[Rows from a dataset]
________________________________________
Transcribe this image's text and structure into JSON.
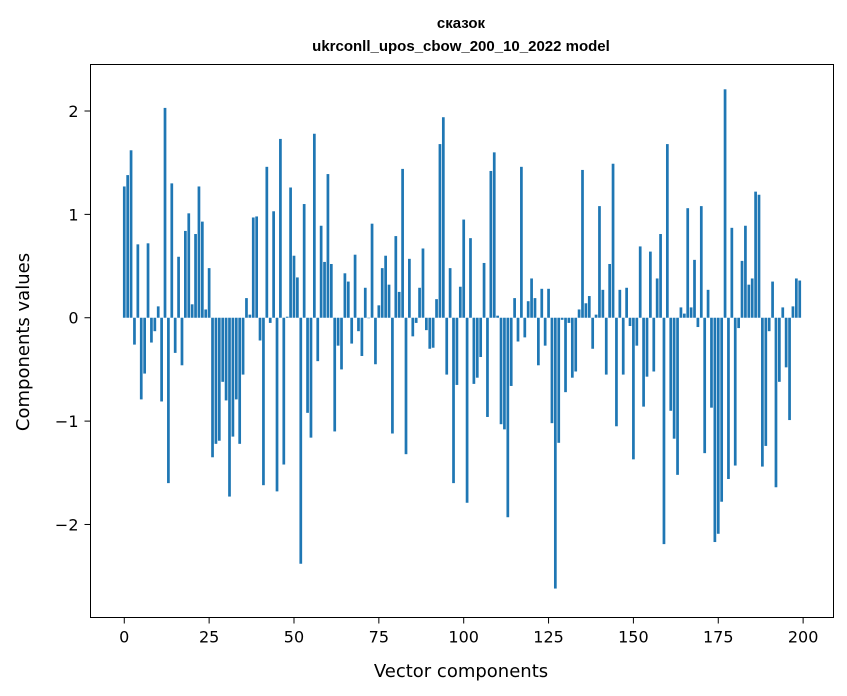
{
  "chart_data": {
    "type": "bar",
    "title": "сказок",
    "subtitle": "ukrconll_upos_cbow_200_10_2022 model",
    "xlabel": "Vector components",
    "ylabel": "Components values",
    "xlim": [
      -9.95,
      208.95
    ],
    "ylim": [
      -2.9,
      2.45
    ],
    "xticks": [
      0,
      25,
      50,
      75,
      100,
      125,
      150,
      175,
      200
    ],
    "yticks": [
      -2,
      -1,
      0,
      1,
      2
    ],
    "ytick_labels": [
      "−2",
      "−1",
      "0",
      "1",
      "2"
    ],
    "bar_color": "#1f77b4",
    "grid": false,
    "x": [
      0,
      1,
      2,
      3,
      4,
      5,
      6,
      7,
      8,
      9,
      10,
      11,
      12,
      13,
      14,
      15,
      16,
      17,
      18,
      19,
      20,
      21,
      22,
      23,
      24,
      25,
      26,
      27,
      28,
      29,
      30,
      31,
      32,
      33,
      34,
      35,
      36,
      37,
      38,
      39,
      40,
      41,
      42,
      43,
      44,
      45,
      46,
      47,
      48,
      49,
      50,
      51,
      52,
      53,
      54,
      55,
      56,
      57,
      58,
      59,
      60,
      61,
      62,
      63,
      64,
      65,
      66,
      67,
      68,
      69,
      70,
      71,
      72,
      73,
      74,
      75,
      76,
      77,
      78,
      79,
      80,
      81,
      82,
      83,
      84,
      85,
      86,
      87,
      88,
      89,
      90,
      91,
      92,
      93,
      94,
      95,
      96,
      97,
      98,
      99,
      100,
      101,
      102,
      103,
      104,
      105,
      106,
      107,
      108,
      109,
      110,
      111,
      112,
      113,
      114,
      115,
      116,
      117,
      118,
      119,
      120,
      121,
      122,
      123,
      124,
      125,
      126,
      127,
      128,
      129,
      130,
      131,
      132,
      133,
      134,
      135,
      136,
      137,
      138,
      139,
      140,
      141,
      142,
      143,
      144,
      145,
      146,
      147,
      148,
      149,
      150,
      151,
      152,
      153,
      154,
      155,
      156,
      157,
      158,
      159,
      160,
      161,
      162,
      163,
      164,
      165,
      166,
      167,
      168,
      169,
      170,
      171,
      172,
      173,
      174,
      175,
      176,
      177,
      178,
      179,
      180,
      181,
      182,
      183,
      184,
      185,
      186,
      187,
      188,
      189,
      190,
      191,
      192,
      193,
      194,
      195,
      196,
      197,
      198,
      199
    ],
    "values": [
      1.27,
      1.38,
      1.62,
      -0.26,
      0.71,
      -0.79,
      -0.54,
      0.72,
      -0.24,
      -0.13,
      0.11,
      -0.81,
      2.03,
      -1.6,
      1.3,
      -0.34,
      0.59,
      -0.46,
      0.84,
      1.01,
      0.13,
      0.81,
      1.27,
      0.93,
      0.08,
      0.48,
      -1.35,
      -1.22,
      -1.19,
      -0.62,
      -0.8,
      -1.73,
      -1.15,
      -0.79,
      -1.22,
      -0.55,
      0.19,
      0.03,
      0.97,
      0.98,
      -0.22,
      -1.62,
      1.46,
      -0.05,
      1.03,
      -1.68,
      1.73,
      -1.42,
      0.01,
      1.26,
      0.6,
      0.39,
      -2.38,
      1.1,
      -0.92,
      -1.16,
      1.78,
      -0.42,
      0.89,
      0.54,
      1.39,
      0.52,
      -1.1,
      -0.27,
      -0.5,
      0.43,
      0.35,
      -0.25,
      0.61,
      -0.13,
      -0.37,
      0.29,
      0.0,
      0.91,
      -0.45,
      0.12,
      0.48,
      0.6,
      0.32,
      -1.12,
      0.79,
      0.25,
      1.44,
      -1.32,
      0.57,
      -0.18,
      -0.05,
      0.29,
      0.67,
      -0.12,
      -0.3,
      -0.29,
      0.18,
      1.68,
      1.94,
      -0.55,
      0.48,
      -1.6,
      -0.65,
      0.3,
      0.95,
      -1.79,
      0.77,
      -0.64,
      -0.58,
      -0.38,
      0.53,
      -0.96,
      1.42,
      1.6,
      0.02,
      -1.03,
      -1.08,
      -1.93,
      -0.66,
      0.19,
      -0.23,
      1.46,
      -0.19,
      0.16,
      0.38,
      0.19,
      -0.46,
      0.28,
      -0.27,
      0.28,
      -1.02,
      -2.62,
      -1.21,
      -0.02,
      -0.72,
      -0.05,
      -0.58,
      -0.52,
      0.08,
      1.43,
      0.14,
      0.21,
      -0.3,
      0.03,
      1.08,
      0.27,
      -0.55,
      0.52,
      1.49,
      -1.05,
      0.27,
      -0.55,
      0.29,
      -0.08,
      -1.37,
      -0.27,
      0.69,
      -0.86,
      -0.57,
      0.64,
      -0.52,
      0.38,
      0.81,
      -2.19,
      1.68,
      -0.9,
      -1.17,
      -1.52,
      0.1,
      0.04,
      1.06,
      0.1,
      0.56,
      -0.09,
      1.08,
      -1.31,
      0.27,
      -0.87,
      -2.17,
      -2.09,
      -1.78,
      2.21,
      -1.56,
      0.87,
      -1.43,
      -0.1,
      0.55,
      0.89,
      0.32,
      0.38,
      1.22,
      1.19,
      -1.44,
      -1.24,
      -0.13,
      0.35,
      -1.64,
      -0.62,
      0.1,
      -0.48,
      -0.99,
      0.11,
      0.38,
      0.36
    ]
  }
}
________________________________________
# YOUR TASK
Write out every line above exactly as it is, leaving out the pictures.

# RESULT BELOW
Transcribe this image's text and structure into JSON.
{
  "chart_data": {
    "type": "bar",
    "title": "сказок",
    "subtitle": "ukrconll_upos_cbow_200_10_2022 model",
    "xlabel": "Vector components",
    "ylabel": "Components values",
    "xlim": [
      -9.95,
      208.95
    ],
    "ylim": [
      -2.9,
      2.45
    ],
    "xticks": [
      0,
      25,
      50,
      75,
      100,
      125,
      150,
      175,
      200
    ],
    "yticks": [
      -2,
      -1,
      0,
      1,
      2
    ],
    "ytick_labels": [
      "−2",
      "−1",
      "0",
      "1",
      "2"
    ],
    "bar_color": "#1f77b4",
    "grid": false,
    "x": [
      0,
      1,
      2,
      3,
      4,
      5,
      6,
      7,
      8,
      9,
      10,
      11,
      12,
      13,
      14,
      15,
      16,
      17,
      18,
      19,
      20,
      21,
      22,
      23,
      24,
      25,
      26,
      27,
      28,
      29,
      30,
      31,
      32,
      33,
      34,
      35,
      36,
      37,
      38,
      39,
      40,
      41,
      42,
      43,
      44,
      45,
      46,
      47,
      48,
      49,
      50,
      51,
      52,
      53,
      54,
      55,
      56,
      57,
      58,
      59,
      60,
      61,
      62,
      63,
      64,
      65,
      66,
      67,
      68,
      69,
      70,
      71,
      72,
      73,
      74,
      75,
      76,
      77,
      78,
      79,
      80,
      81,
      82,
      83,
      84,
      85,
      86,
      87,
      88,
      89,
      90,
      91,
      92,
      93,
      94,
      95,
      96,
      97,
      98,
      99,
      100,
      101,
      102,
      103,
      104,
      105,
      106,
      107,
      108,
      109,
      110,
      111,
      112,
      113,
      114,
      115,
      116,
      117,
      118,
      119,
      120,
      121,
      122,
      123,
      124,
      125,
      126,
      127,
      128,
      129,
      130,
      131,
      132,
      133,
      134,
      135,
      136,
      137,
      138,
      139,
      140,
      141,
      142,
      143,
      144,
      145,
      146,
      147,
      148,
      149,
      150,
      151,
      152,
      153,
      154,
      155,
      156,
      157,
      158,
      159,
      160,
      161,
      162,
      163,
      164,
      165,
      166,
      167,
      168,
      169,
      170,
      171,
      172,
      173,
      174,
      175,
      176,
      177,
      178,
      179,
      180,
      181,
      182,
      183,
      184,
      185,
      186,
      187,
      188,
      189,
      190,
      191,
      192,
      193,
      194,
      195,
      196,
      197,
      198,
      199
    ],
    "values": [
      1.27,
      1.38,
      1.62,
      -0.26,
      0.71,
      -0.79,
      -0.54,
      0.72,
      -0.24,
      -0.13,
      0.11,
      -0.81,
      2.03,
      -1.6,
      1.3,
      -0.34,
      0.59,
      -0.46,
      0.84,
      1.01,
      0.13,
      0.81,
      1.27,
      0.93,
      0.08,
      0.48,
      -1.35,
      -1.22,
      -1.19,
      -0.62,
      -0.8,
      -1.73,
      -1.15,
      -0.79,
      -1.22,
      -0.55,
      0.19,
      0.03,
      0.97,
      0.98,
      -0.22,
      -1.62,
      1.46,
      -0.05,
      1.03,
      -1.68,
      1.73,
      -1.42,
      0.01,
      1.26,
      0.6,
      0.39,
      -2.38,
      1.1,
      -0.92,
      -1.16,
      1.78,
      -0.42,
      0.89,
      0.54,
      1.39,
      0.52,
      -1.1,
      -0.27,
      -0.5,
      0.43,
      0.35,
      -0.25,
      0.61,
      -0.13,
      -0.37,
      0.29,
      0.0,
      0.91,
      -0.45,
      0.12,
      0.48,
      0.6,
      0.32,
      -1.12,
      0.79,
      0.25,
      1.44,
      -1.32,
      0.57,
      -0.18,
      -0.05,
      0.29,
      0.67,
      -0.12,
      -0.3,
      -0.29,
      0.18,
      1.68,
      1.94,
      -0.55,
      0.48,
      -1.6,
      -0.65,
      0.3,
      0.95,
      -1.79,
      0.77,
      -0.64,
      -0.58,
      -0.38,
      0.53,
      -0.96,
      1.42,
      1.6,
      0.02,
      -1.03,
      -1.08,
      -1.93,
      -0.66,
      0.19,
      -0.23,
      1.46,
      -0.19,
      0.16,
      0.38,
      0.19,
      -0.46,
      0.28,
      -0.27,
      0.28,
      -1.02,
      -2.62,
      -1.21,
      -0.02,
      -0.72,
      -0.05,
      -0.58,
      -0.52,
      0.08,
      1.43,
      0.14,
      0.21,
      -0.3,
      0.03,
      1.08,
      0.27,
      -0.55,
      0.52,
      1.49,
      -1.05,
      0.27,
      -0.55,
      0.29,
      -0.08,
      -1.37,
      -0.27,
      0.69,
      -0.86,
      -0.57,
      0.64,
      -0.52,
      0.38,
      0.81,
      -2.19,
      1.68,
      -0.9,
      -1.17,
      -1.52,
      0.1,
      0.04,
      1.06,
      0.1,
      0.56,
      -0.09,
      1.08,
      -1.31,
      0.27,
      -0.87,
      -2.17,
      -2.09,
      -1.78,
      2.21,
      -1.56,
      0.87,
      -1.43,
      -0.1,
      0.55,
      0.89,
      0.32,
      0.38,
      1.22,
      1.19,
      -1.44,
      -1.24,
      -0.13,
      0.35,
      -1.64,
      -0.62,
      0.1,
      -0.48,
      -0.99,
      0.11,
      0.38,
      0.36
    ]
  }
}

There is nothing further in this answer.